• _Required work_:
Look through the lines and report how many include the word "Minimize", giving nothing but the number.

• _Saved entries_:

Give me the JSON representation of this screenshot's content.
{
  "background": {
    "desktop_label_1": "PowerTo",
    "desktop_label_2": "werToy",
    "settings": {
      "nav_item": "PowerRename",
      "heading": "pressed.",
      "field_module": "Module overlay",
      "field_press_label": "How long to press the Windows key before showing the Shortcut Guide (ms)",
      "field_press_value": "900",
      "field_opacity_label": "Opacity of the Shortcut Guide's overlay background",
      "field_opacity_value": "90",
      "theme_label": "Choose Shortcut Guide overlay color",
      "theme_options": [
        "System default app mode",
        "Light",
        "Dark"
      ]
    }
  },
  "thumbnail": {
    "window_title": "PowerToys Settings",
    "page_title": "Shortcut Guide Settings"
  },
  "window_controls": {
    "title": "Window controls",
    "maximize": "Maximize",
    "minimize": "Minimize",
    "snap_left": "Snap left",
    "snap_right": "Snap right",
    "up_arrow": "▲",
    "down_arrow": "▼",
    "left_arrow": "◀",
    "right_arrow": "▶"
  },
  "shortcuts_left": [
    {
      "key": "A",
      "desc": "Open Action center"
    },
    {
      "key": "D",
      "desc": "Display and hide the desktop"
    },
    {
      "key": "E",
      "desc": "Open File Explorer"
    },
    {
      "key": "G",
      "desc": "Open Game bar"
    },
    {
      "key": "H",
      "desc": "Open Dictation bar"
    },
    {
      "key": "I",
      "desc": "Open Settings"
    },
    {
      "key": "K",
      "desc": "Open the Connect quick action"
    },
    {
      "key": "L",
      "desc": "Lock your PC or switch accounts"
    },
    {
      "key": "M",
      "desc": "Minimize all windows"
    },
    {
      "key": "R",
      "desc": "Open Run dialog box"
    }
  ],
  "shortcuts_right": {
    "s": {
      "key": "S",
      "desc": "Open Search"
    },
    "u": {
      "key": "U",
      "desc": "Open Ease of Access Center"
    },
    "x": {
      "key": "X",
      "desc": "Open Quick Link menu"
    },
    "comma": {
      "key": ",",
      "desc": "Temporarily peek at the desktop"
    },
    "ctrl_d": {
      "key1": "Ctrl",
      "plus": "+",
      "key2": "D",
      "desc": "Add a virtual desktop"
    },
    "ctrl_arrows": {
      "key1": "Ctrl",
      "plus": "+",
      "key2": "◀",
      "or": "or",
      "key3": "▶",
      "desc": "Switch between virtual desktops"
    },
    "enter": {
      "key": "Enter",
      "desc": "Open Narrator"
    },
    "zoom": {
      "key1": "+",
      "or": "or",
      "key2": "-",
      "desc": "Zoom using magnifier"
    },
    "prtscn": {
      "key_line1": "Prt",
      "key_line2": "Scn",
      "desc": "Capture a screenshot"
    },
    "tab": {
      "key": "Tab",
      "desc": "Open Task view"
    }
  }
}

• _Result_:
2